Stored data entries:

>> start

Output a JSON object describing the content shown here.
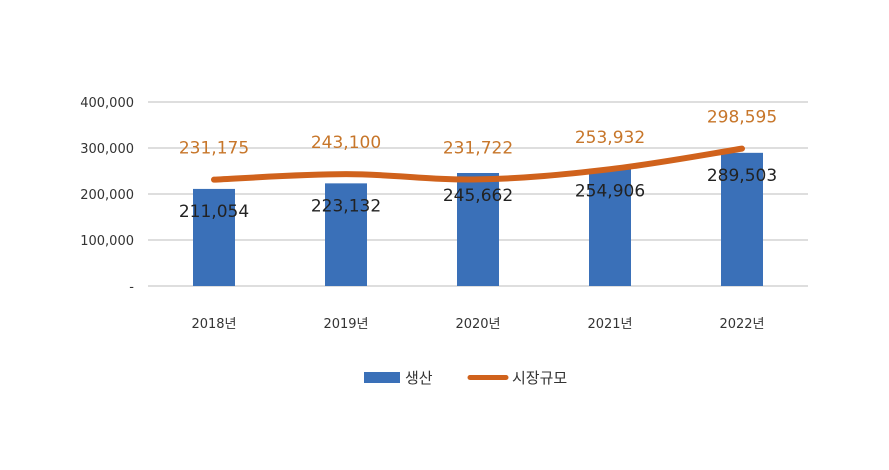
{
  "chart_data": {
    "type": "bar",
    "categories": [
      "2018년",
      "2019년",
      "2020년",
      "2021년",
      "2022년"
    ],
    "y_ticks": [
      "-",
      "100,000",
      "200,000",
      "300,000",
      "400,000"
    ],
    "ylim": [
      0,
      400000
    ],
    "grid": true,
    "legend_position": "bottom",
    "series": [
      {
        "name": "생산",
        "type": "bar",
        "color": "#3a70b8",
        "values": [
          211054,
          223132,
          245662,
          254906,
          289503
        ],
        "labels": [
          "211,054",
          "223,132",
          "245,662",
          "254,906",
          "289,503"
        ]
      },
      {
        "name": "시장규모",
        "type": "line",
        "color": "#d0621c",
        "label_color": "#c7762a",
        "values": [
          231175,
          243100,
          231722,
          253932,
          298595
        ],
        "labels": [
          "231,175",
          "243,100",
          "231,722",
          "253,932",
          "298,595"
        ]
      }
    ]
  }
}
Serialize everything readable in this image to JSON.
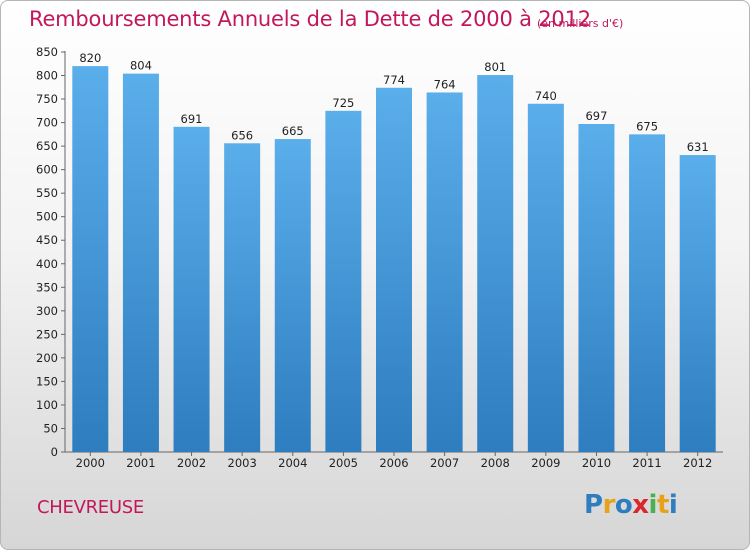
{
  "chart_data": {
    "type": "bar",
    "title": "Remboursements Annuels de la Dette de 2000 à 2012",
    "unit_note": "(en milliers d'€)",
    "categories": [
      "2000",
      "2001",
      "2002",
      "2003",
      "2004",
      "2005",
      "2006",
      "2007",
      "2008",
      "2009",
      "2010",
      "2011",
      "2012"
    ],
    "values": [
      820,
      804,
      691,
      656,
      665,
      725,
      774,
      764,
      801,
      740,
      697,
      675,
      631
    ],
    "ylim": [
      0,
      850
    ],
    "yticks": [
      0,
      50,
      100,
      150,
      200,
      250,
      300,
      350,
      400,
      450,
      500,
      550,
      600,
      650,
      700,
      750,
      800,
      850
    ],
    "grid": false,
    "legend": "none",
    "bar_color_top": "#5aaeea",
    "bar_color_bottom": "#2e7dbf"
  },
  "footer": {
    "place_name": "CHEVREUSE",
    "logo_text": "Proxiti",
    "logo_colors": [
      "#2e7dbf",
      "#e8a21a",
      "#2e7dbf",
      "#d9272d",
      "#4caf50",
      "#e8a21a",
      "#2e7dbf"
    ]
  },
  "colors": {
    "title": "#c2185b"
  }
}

>> end
>> start

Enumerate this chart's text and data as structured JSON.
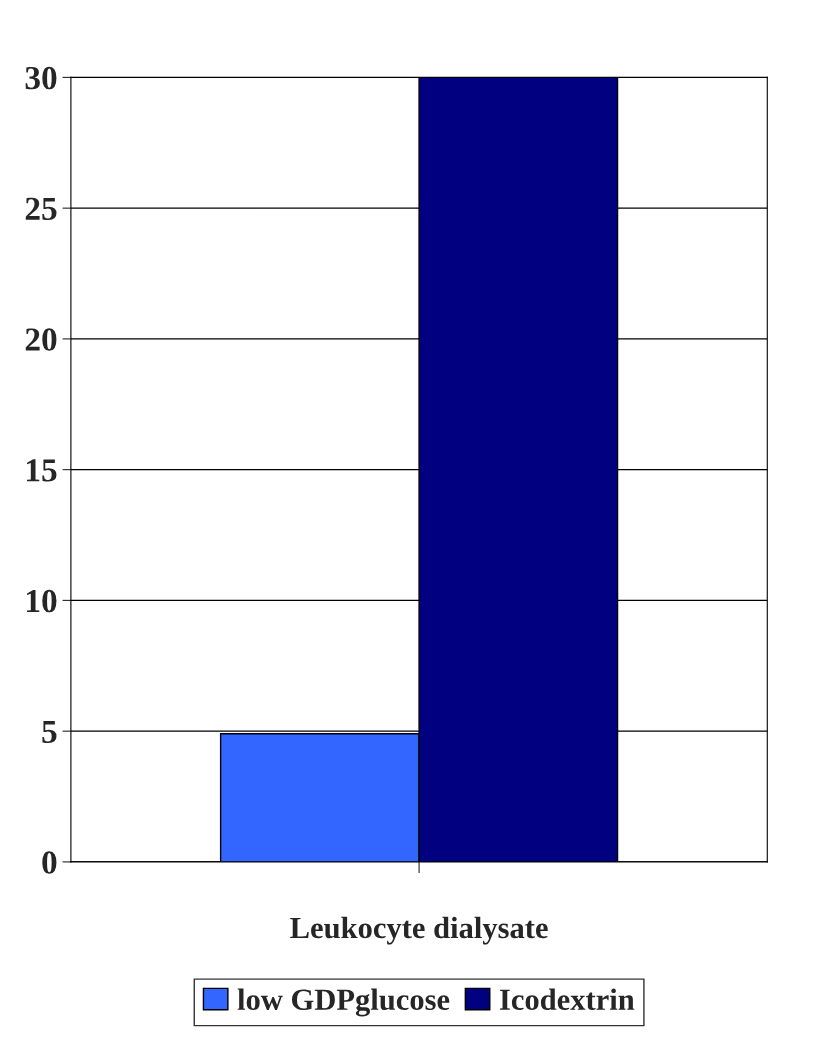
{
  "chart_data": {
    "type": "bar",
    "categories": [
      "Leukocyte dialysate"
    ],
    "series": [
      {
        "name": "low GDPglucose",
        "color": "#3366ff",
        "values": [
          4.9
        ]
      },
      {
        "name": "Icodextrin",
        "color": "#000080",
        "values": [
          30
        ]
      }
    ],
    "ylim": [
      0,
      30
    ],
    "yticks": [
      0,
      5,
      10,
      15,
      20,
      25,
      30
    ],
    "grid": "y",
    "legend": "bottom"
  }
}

>> end

Stated problem: Work out how many lines in the records above contain the word "title", and give only that number.

Task response: 2